◆ Description of the task ◆
Every entry below should be transcribed exactly; pictures stay out of the copy.

··· Exercise material ···

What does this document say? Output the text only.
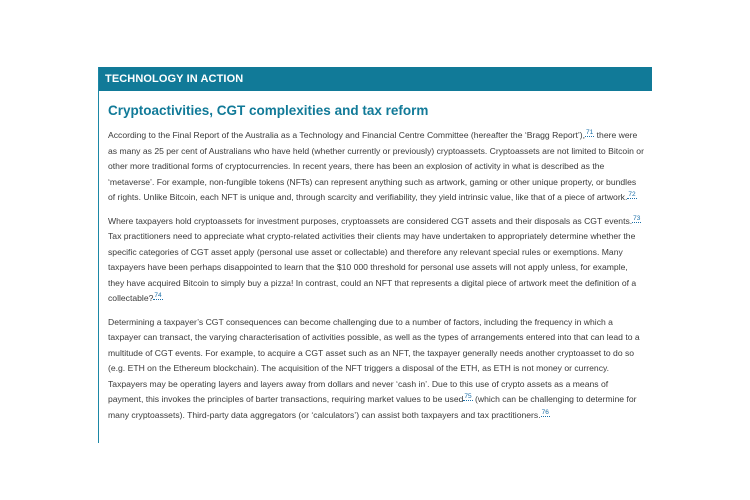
TECHNOLOGY IN ACTION
Cryptoactivities, CGT complexities and tax reform

According to the Final Report of the Australia as a Technology and Financial Centre Committee (hereafter the ‘Bragg Report’),$^{71}$ there were as many as 25 per cent of Australians who have held (whether currently or previously) cryptoassets. Cryptoassets are not limited to Bitcoin or other more traditional forms of cryptocurrencies. In recent years, there has been an explosion of activity in what is described as the ‘metaverse’. For example, non-fungible tokens (NFTs) can represent anything such as artwork, gaming or other unique property, or bundles of rights. Unlike Bitcoin, each NFT is unique and, through scarcity and verifiability, they yield intrinsic value, like that of a piece of artwork.$^{72}$

Where taxpayers hold cryptoassets for investment purposes, cryptoassets are considered CGT assets and their disposals as CGT events.$^{73}$ Tax practitioners need to appreciate what crypto-related activities their clients may have undertaken to appropriately determine whether the specific categories of CGT asset apply (personal use asset or collectable) and therefore any relevant special rules or exemptions. Many taxpayers have been perhaps disappointed to learn that the $10 000 threshold for personal use assets will not apply unless, for example, they have acquired Bitcoin to simply buy a pizza! In contrast, could an NFT that represents a digital piece of artwork meet the definition of a collectable?$^{74}$

Determining a taxpayer’s CGT consequences can become challenging due to a number of factors, including the frequency in which a taxpayer can transact, the varying characterisation of activities possible, as well as the types of arrangements entered into that can lead to a multitude of CGT events. For example, to acquire a CGT asset such as an NFT, the taxpayer generally needs another cryptoasset to do so (e.g. ETH on the Ethereum blockchain). The acquisition of the NFT triggers a disposal of the ETH, as ETH is not money or currency. Taxpayers may be operating layers and layers away from dollars and never ‘cash in’. Due to this use of crypto assets as a means of payment, this invokes the principles of barter transactions, requiring market values to be used$^{75}$ (which can be challenging to determine for many cryptoassets). Third-party data aggregators (or ‘calculators’) can assist both taxpayers and tax practitioners.$^{76}$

···

◆ Full response ◆
What does this document say? Output the text only.
TECHNOLOGY IN ACTION
Cryptoactivities, CGT complexities and tax reform

According to the Final Report of the Australia as a Technology and Financial Centre Committee (hereafter the ‘Bragg Report’),$^{71}$ there were as many as 25 per cent of Australians who have held (whether currently or previously) cryptoassets. Cryptoassets are not limited to Bitcoin or other more traditional forms of cryptocurrencies. In recent years, there has been an explosion of activity in what is described as the ‘metaverse’. For example, non-fungible tokens (NFTs) can represent anything such as artwork, gaming or other unique property, or bundles of rights. Unlike Bitcoin, each NFT is unique and, through scarcity and verifiability, they yield intrinsic value, like that of a piece of artwork.$^{72}$

Where taxpayers hold cryptoassets for investment purposes, cryptoassets are considered CGT assets and their disposals as CGT events.$^{73}$ Tax practitioners need to appreciate what crypto-related activities their clients may have undertaken to appropriately determine whether the specific categories of CGT asset apply (personal use asset or collectable) and therefore any relevant special rules or exemptions. Many taxpayers have been perhaps disappointed to learn that the $10 000 threshold for personal use assets will not apply unless, for example, they have acquired Bitcoin to simply buy a pizza! In contrast, could an NFT that represents a digital piece of artwork meet the definition of a collectable?$^{74}$

Determining a taxpayer’s CGT consequences can become challenging due to a number of factors, including the frequency in which a taxpayer can transact, the varying characterisation of activities possible, as well as the types of arrangements entered into that can lead to a multitude of CGT events. For example, to acquire a CGT asset such as an NFT, the taxpayer generally needs another cryptoasset to do so (e.g. ETH on the Ethereum blockchain). The acquisition of the NFT triggers a disposal of the ETH, as ETH is not money or currency. Taxpayers may be operating layers and layers away from dollars and never ‘cash in’. Due to this use of crypto assets as a means of payment, this invokes the principles of barter transactions, requiring market values to be used$^{75}$ (which can be challenging to determine for many cryptoassets). Third-party data aggregators (or ‘calculators’) can assist both taxpayers and tax practitioners.$^{76}$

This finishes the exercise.